Task requirements: A verbatim copy of the records is required, with all pictures left out.

Records provided:
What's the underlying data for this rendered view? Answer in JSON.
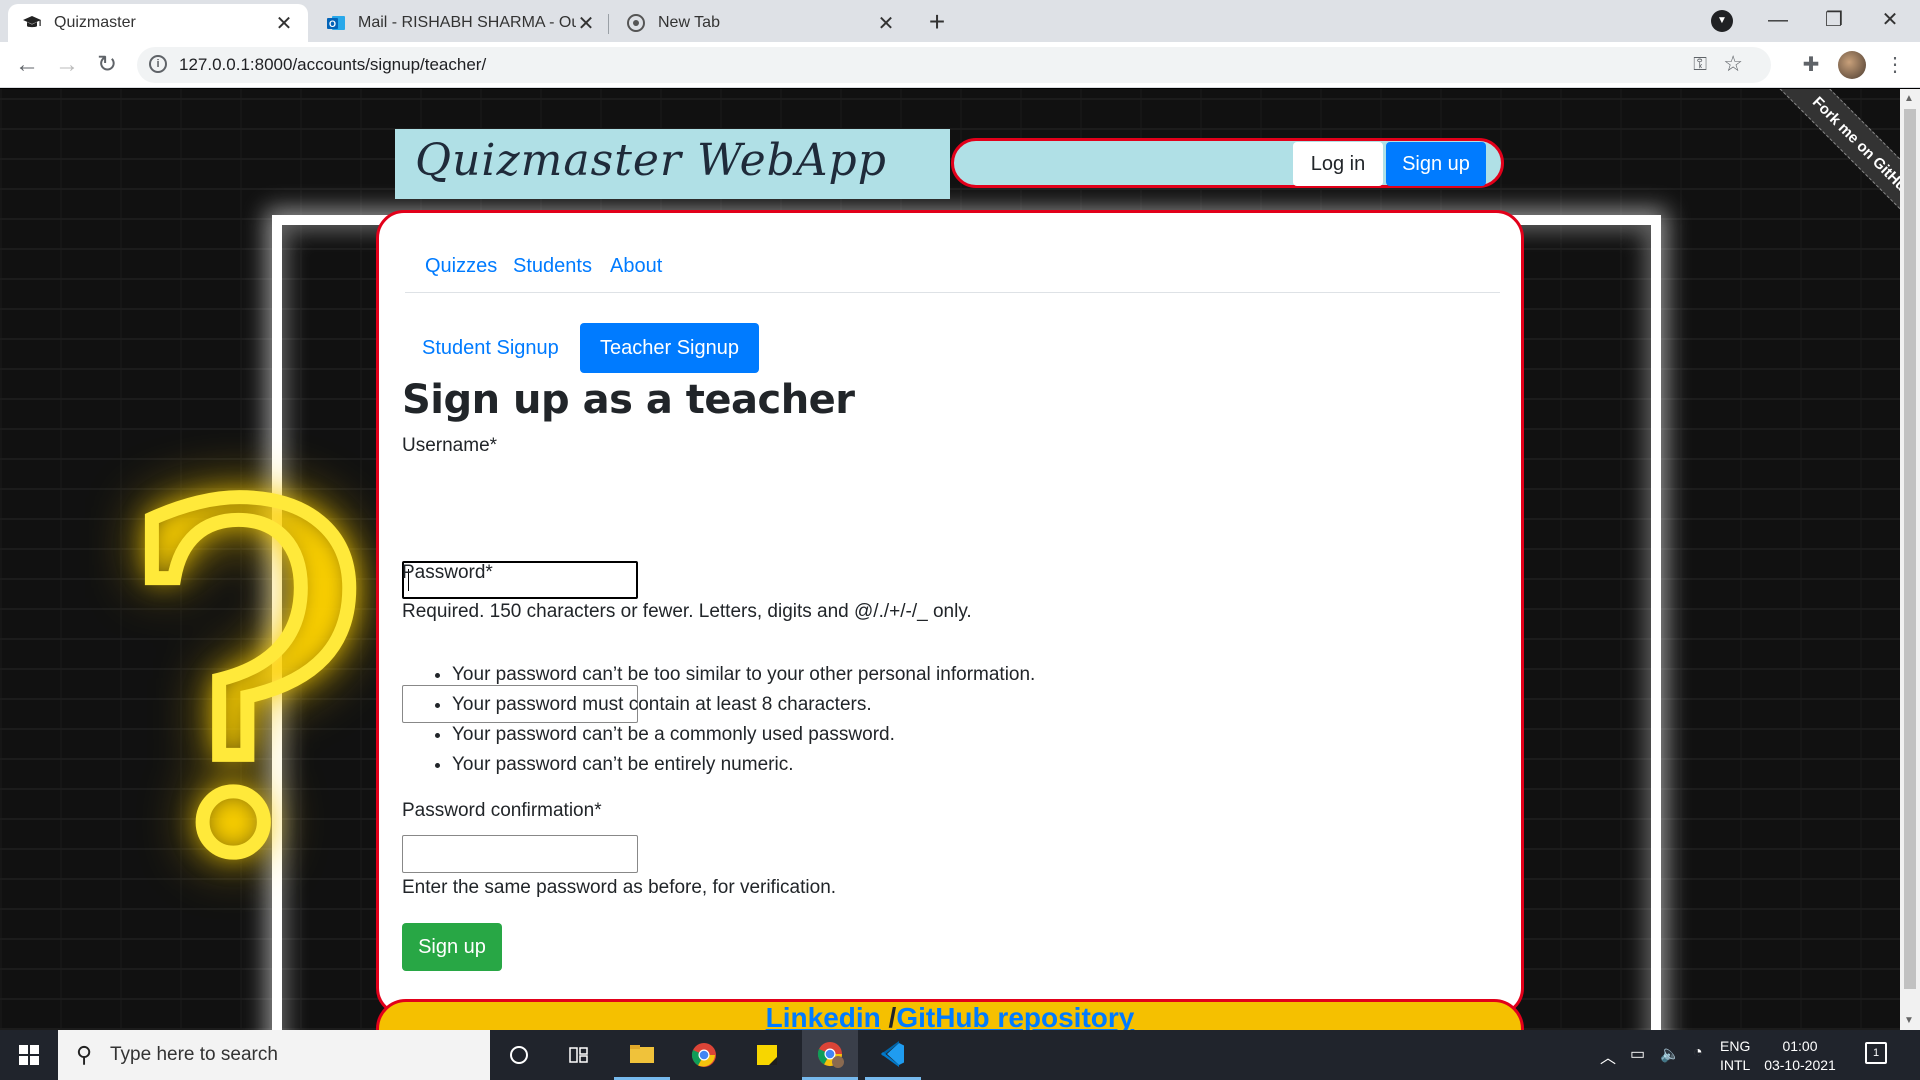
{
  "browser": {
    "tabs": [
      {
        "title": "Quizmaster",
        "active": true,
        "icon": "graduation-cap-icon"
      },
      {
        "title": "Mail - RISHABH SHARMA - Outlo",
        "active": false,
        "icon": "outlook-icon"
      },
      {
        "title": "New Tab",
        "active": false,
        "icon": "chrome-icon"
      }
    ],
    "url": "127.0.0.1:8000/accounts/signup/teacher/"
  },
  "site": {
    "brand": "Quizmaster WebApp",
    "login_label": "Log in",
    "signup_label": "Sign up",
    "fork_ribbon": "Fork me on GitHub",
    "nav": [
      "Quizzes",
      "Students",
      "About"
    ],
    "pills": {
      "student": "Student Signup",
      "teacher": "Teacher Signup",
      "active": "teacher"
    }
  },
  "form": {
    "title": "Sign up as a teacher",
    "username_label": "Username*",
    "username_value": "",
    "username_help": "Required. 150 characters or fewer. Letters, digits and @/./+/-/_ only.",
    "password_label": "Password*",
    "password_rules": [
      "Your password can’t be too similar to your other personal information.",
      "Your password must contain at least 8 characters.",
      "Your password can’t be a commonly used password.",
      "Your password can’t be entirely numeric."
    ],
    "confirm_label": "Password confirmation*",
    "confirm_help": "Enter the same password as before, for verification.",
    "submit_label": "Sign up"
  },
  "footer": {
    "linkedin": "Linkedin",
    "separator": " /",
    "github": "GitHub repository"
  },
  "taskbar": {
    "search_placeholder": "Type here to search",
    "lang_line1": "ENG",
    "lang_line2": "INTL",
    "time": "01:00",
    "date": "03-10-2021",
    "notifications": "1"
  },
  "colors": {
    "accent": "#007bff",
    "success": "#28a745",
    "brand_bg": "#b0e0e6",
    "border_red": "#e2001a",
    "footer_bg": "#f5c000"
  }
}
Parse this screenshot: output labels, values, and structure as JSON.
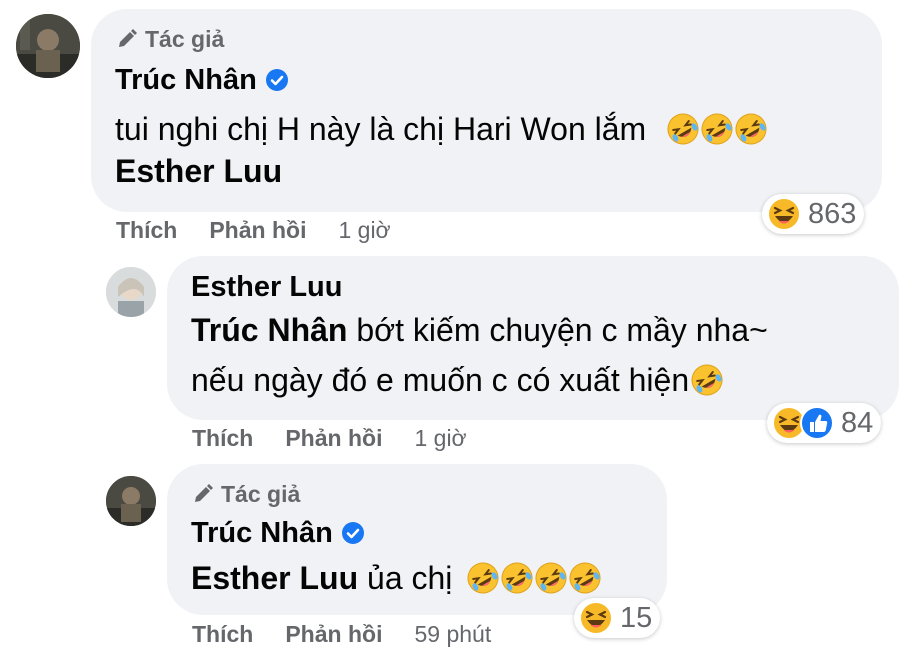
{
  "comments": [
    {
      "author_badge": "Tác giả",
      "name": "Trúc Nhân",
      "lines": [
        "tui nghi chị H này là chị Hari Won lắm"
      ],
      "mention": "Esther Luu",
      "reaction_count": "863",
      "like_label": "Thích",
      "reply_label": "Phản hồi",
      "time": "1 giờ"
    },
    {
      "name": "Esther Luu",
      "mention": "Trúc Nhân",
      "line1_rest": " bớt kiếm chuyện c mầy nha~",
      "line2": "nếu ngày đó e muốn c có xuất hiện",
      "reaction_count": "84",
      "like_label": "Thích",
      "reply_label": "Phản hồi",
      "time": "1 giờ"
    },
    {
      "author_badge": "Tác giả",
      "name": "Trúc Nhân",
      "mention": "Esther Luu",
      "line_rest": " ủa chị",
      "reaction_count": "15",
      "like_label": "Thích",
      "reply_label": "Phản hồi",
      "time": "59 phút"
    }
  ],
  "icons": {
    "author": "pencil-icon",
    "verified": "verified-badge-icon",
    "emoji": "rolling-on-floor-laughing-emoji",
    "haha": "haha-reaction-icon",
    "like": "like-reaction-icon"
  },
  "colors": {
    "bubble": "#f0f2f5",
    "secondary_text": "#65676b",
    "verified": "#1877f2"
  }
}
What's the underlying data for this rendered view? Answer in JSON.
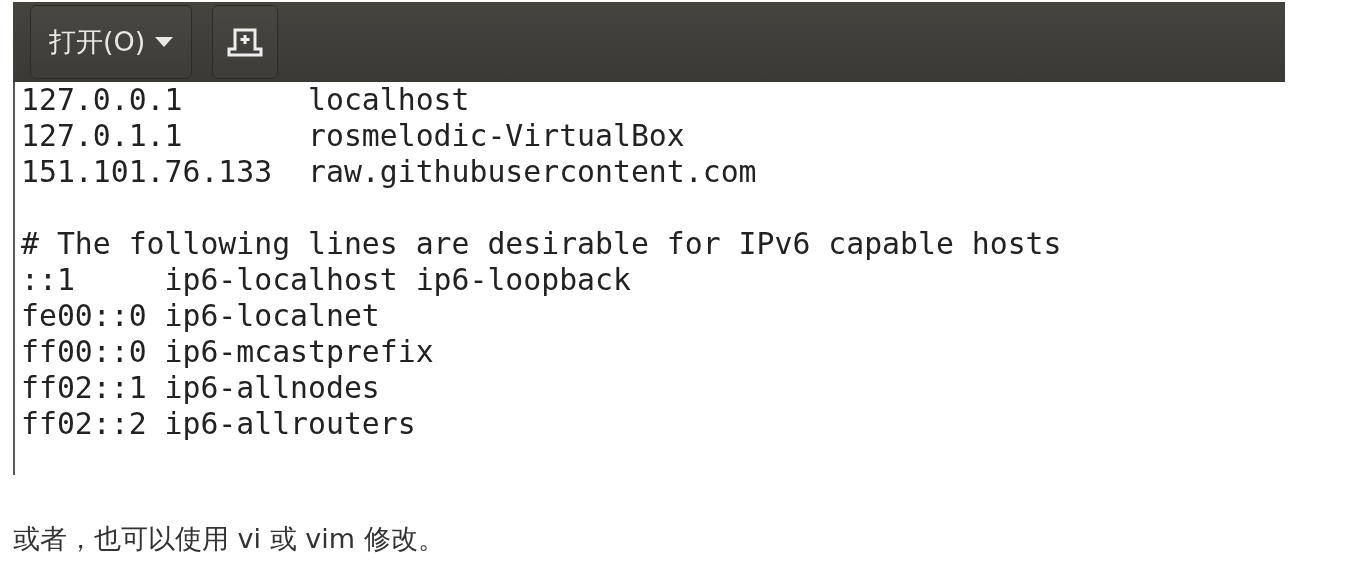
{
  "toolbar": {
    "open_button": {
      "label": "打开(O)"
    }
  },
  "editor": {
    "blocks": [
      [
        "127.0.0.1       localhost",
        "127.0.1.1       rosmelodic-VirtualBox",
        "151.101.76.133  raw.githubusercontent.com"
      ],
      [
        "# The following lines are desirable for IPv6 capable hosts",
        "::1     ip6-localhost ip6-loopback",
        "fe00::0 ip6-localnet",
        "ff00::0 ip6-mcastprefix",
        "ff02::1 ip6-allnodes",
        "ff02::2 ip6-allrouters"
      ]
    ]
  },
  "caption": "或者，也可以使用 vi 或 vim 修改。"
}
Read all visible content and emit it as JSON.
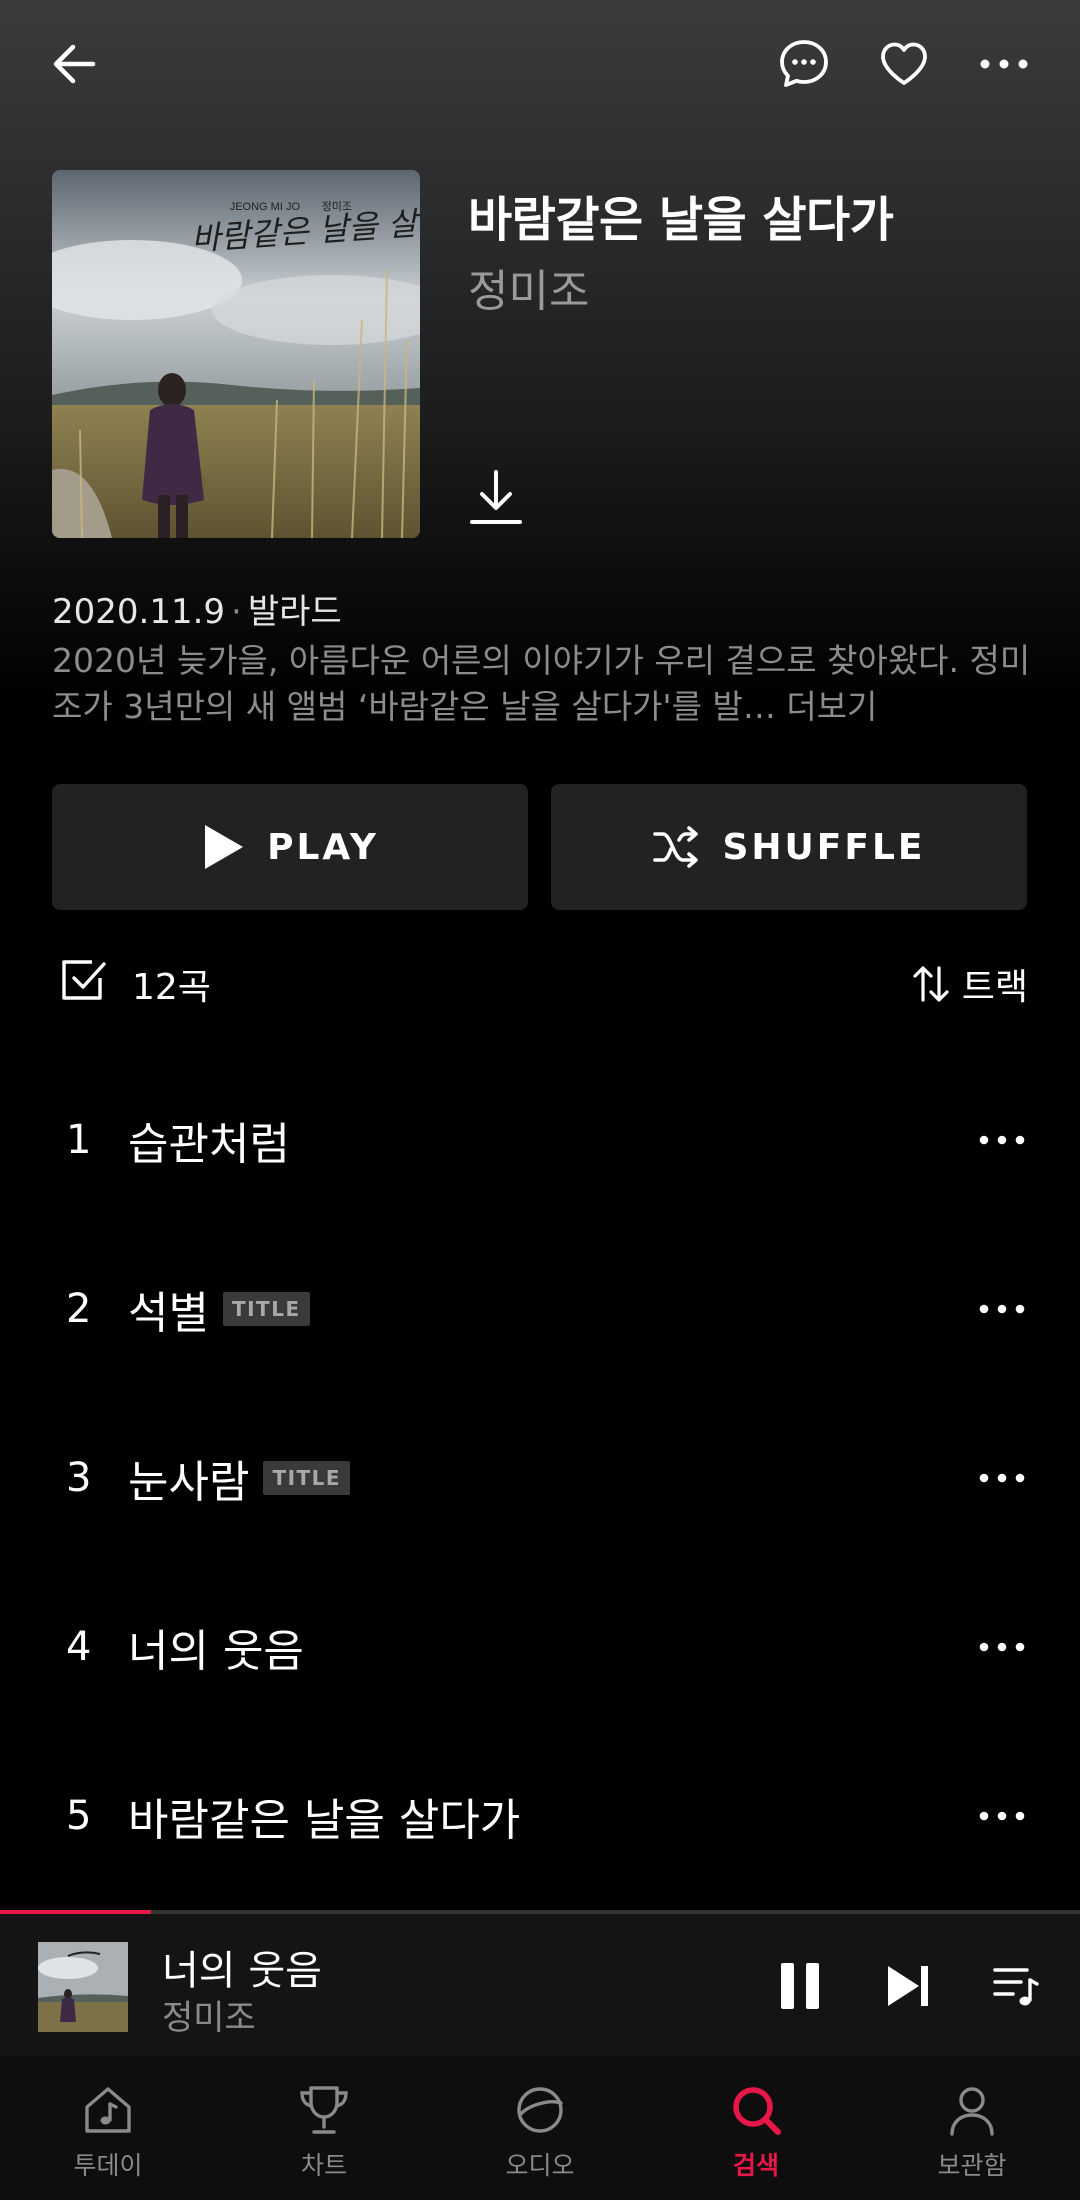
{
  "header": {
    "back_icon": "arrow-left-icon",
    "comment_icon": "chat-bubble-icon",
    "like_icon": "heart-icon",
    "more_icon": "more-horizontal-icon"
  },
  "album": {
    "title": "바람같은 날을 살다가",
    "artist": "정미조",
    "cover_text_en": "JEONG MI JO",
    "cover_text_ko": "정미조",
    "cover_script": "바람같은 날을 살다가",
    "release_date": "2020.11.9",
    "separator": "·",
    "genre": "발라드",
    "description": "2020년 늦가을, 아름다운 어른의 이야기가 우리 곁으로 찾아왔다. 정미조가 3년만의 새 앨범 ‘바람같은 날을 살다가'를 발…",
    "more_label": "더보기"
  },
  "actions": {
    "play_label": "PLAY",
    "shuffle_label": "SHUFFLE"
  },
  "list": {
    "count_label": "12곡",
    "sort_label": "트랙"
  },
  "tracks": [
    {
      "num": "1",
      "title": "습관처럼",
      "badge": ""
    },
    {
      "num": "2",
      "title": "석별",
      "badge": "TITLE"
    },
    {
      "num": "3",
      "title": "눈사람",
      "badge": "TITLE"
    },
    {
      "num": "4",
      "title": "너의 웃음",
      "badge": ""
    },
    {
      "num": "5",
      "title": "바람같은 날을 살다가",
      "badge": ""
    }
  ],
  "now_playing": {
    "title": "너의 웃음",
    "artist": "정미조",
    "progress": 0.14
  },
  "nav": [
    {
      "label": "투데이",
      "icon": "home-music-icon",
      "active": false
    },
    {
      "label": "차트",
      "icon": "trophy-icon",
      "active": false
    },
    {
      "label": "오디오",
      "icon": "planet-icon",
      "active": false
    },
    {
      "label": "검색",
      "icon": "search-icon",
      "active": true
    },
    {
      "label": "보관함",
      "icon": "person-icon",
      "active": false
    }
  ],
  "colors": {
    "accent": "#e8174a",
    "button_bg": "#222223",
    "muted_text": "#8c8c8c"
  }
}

Written response:
What's the underlying data for this rendered view? Answer in JSON.
{
  "browser": {
    "tabs": [
      {
        "title": "Quizmaster",
        "active": true,
        "icon": "graduation-cap-icon"
      },
      {
        "title": "Mail - RISHABH SHARMA - Outlo",
        "active": false,
        "icon": "outlook-icon"
      },
      {
        "title": "New Tab",
        "active": false,
        "icon": "chrome-icon"
      }
    ],
    "url": "127.0.0.1:8000/accounts/signup/teacher/"
  },
  "site": {
    "brand": "Quizmaster WebApp",
    "login_label": "Log in",
    "signup_label": "Sign up",
    "fork_ribbon": "Fork me on GitHub",
    "nav": [
      "Quizzes",
      "Students",
      "About"
    ],
    "pills": {
      "student": "Student Signup",
      "teacher": "Teacher Signup",
      "active": "teacher"
    }
  },
  "form": {
    "title": "Sign up as a teacher",
    "username_label": "Username*",
    "username_value": "",
    "username_help": "Required. 150 characters or fewer. Letters, digits and @/./+/-/_ only.",
    "password_label": "Password*",
    "password_rules": [
      "Your password can’t be too similar to your other personal information.",
      "Your password must contain at least 8 characters.",
      "Your password can’t be a commonly used password.",
      "Your password can’t be entirely numeric."
    ],
    "confirm_label": "Password confirmation*",
    "confirm_help": "Enter the same password as before, for verification.",
    "submit_label": "Sign up"
  },
  "footer": {
    "linkedin": "Linkedin",
    "separator": " /",
    "github": "GitHub repository"
  },
  "taskbar": {
    "search_placeholder": "Type here to search",
    "lang_line1": "ENG",
    "lang_line2": "INTL",
    "time": "01:00",
    "date": "03-10-2021",
    "notifications": "1"
  },
  "colors": {
    "accent": "#007bff",
    "success": "#28a745",
    "brand_bg": "#b0e0e6",
    "border_red": "#e2001a",
    "footer_bg": "#f5c000"
  }
}
Parse this screenshot: output labels, values, and structure as JSON.
{
  "comments": [
    {
      "author_badge": "Tác giả",
      "name": "Trúc Nhân",
      "lines": [
        "tui nghi chị H này là chị Hari Won lắm"
      ],
      "mention": "Esther Luu",
      "reaction_count": "863",
      "like_label": "Thích",
      "reply_label": "Phản hồi",
      "time": "1 giờ"
    },
    {
      "name": "Esther Luu",
      "mention": "Trúc Nhân",
      "line1_rest": " bớt kiếm chuyện c mầy nha~",
      "line2": "nếu ngày đó e muốn c có xuất hiện",
      "reaction_count": "84",
      "like_label": "Thích",
      "reply_label": "Phản hồi",
      "time": "1 giờ"
    },
    {
      "author_badge": "Tác giả",
      "name": "Trúc Nhân",
      "mention": "Esther Luu",
      "line_rest": " ủa chị",
      "reaction_count": "15",
      "like_label": "Thích",
      "reply_label": "Phản hồi",
      "time": "59 phút"
    }
  ],
  "icons": {
    "author": "pencil-icon",
    "verified": "verified-badge-icon",
    "emoji": "rolling-on-floor-laughing-emoji",
    "haha": "haha-reaction-icon",
    "like": "like-reaction-icon"
  },
  "colors": {
    "bubble": "#f0f2f5",
    "secondary_text": "#65676b",
    "verified": "#1877f2"
  }
}
What's the underlying data for this rendered view? Answer in JSON.
{
  "toolbar": {
    "open_button": {
      "label": "打开(O)"
    }
  },
  "editor": {
    "blocks": [
      [
        "127.0.0.1       localhost",
        "127.0.1.1       rosmelodic-VirtualBox",
        "151.101.76.133  raw.githubusercontent.com"
      ],
      [
        "# The following lines are desirable for IPv6 capable hosts",
        "::1     ip6-localhost ip6-loopback",
        "fe00::0 ip6-localnet",
        "ff00::0 ip6-mcastprefix",
        "ff02::1 ip6-allnodes",
        "ff02::2 ip6-allrouters"
      ]
    ]
  },
  "caption": "或者，也可以使用 vi 或 vim 修改。"
}
Read all visible content and emit it as JSON.
{
  "header": {
    "back_icon": "arrow-left-icon",
    "comment_icon": "chat-bubble-icon",
    "like_icon": "heart-icon",
    "more_icon": "more-horizontal-icon"
  },
  "album": {
    "title": "바람같은 날을 살다가",
    "artist": "정미조",
    "cover_text_en": "JEONG MI JO",
    "cover_text_ko": "정미조",
    "cover_script": "바람같은 날을 살다가",
    "release_date": "2020.11.9",
    "separator": "·",
    "genre": "발라드",
    "description": "2020년 늦가을, 아름다운 어른의 이야기가 우리 곁으로 찾아왔다. 정미조가 3년만의 새 앨범 ‘바람같은 날을 살다가'를 발…",
    "more_label": "더보기"
  },
  "actions": {
    "play_label": "PLAY",
    "shuffle_label": "SHUFFLE"
  },
  "list": {
    "count_label": "12곡",
    "sort_label": "트랙"
  },
  "tracks": [
    {
      "num": "1",
      "title": "습관처럼",
      "badge": ""
    },
    {
      "num": "2",
      "title": "석별",
      "badge": "TITLE"
    },
    {
      "num": "3",
      "title": "눈사람",
      "badge": "TITLE"
    },
    {
      "num": "4",
      "title": "너의 웃음",
      "badge": ""
    },
    {
      "num": "5",
      "title": "바람같은 날을 살다가",
      "badge": ""
    }
  ],
  "now_playing": {
    "title": "너의 웃음",
    "artist": "정미조",
    "progress": 0.14
  },
  "nav": [
    {
      "label": "투데이",
      "icon": "home-music-icon",
      "active": false
    },
    {
      "label": "차트",
      "icon": "trophy-icon",
      "active": false
    },
    {
      "label": "오디오",
      "icon": "planet-icon",
      "active": false
    },
    {
      "label": "검색",
      "icon": "search-icon",
      "active": true
    },
    {
      "label": "보관함",
      "icon": "person-icon",
      "active": false
    }
  ],
  "colors": {
    "accent": "#e8174a",
    "button_bg": "#222223",
    "muted_text": "#8c8c8c"
  }
}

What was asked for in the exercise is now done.